Request
Below are the records. List every line holding the word "face".

[Information given start]

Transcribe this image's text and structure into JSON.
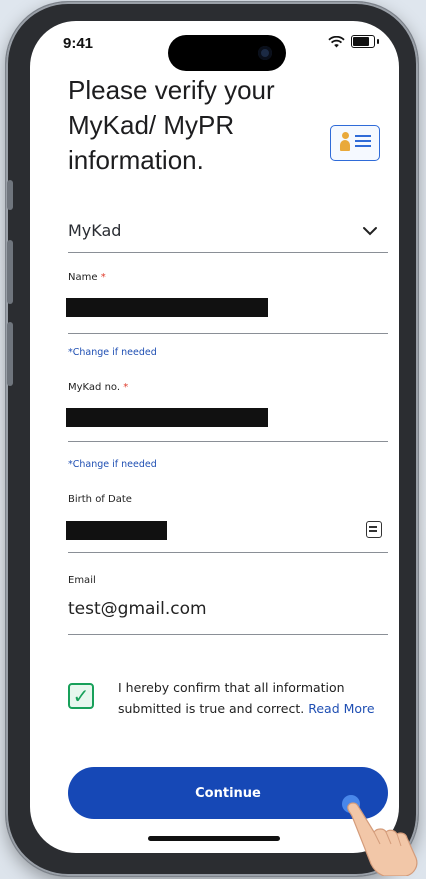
{
  "status": {
    "time": "9:41"
  },
  "page": {
    "title": "Please verify your MyKad/ MyPR information."
  },
  "id_type": {
    "selected": "MyKad"
  },
  "fields": {
    "name": {
      "label": "Name",
      "required_mark": "*",
      "hint": "*Change if needed"
    },
    "mykad_no": {
      "label": "MyKad no.",
      "required_mark": "*",
      "hint": "*Change if needed"
    },
    "birth_date": {
      "label": "Birth of Date"
    },
    "email": {
      "label": "Email",
      "value": "test@gmail.com"
    }
  },
  "consent": {
    "checked": true,
    "text": "I hereby confirm that all information submitted is true and correct.",
    "link": "Read More"
  },
  "actions": {
    "continue_label": "Continue"
  },
  "colors": {
    "primary": "#1648b6",
    "link": "#1f4fb3",
    "check": "#18a05a",
    "required": "#e03b2b"
  },
  "icons": [
    "wifi-icon",
    "battery-icon",
    "id-card-icon",
    "chevron-down-icon",
    "calendar-icon",
    "checkmark-icon",
    "pointing-hand-icon"
  ]
}
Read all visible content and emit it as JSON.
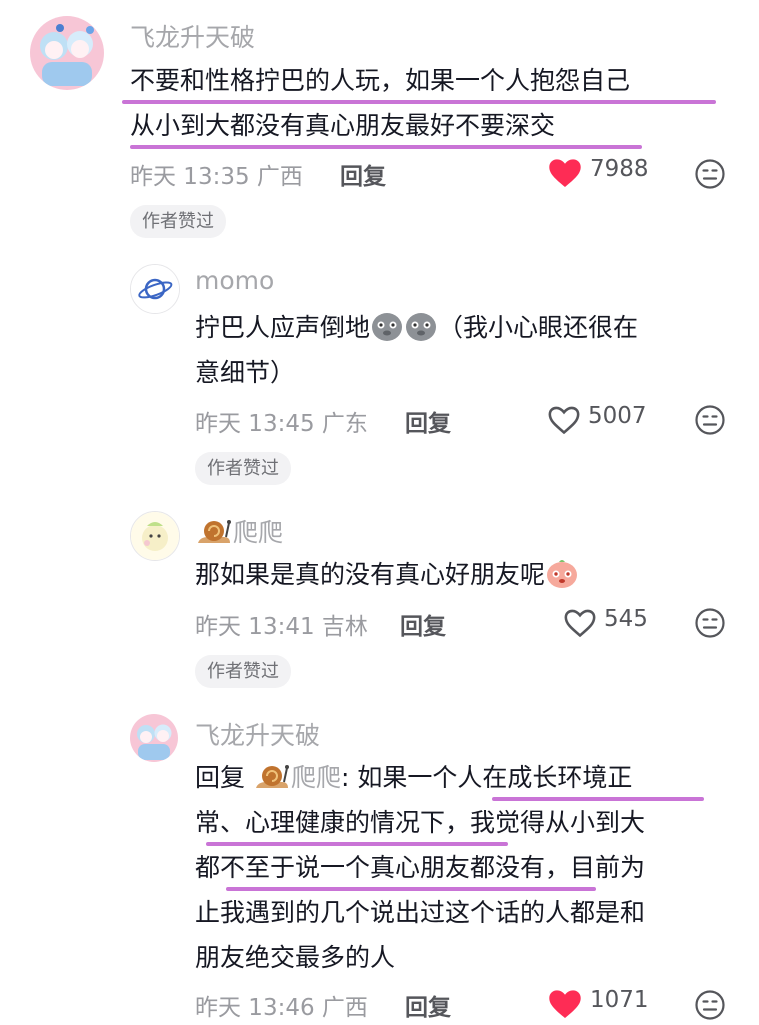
{
  "comments": [
    {
      "author": "飞龙升天破",
      "lines": [
        "不要和性格拧巴的人玩，如果一个人抱怨自己",
        "从小到大都没有真心朋友最好不要深交"
      ],
      "time": "昨天 13:35 广西",
      "reply_label": "回复",
      "likes": "7988",
      "liked": true,
      "badge": "作者赞过"
    },
    {
      "author": "momo",
      "lines": [
        "拧巴人应声倒地",
        "（我小心眼还很在",
        "意细节）"
      ],
      "time": "昨天 13:45 广东",
      "reply_label": "回复",
      "likes": "5007",
      "liked": false,
      "badge": "作者赞过"
    },
    {
      "author": "爬爬",
      "lines": [
        "那如果是真的没有真心好朋友呢"
      ],
      "time": "昨天 13:41 吉林",
      "reply_label": "回复",
      "likes": "545",
      "liked": false,
      "badge": "作者赞过"
    },
    {
      "author": "飞龙升天破",
      "reply_prefix": "回复",
      "reply_to": "爬爬",
      "lines": [
        ": 如果一个人在成长环境正",
        "常、心理健康的情况下，我觉得从小到大",
        "都不至于说一个真心朋友都没有，目前为",
        "止我遇到的几个说出过这个话的人都是和",
        "朋友绝交最多的人"
      ],
      "time": "昨天 13:46 广西",
      "reply_label": "回复",
      "likes": "1071",
      "liked": true
    }
  ],
  "colors": {
    "heart": "#fe2c55",
    "underline": "#c974d6"
  },
  "icons": [
    "heart-filled-icon",
    "heart-outline-icon",
    "dislike-face-icon",
    "snail-emoji",
    "sweat-face-emoji",
    "blush-face-emoji"
  ]
}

[Information given end]

Answer below
    "dislike-face-icon",
    "sweat-face-emoji",
    "blush-face-emoji"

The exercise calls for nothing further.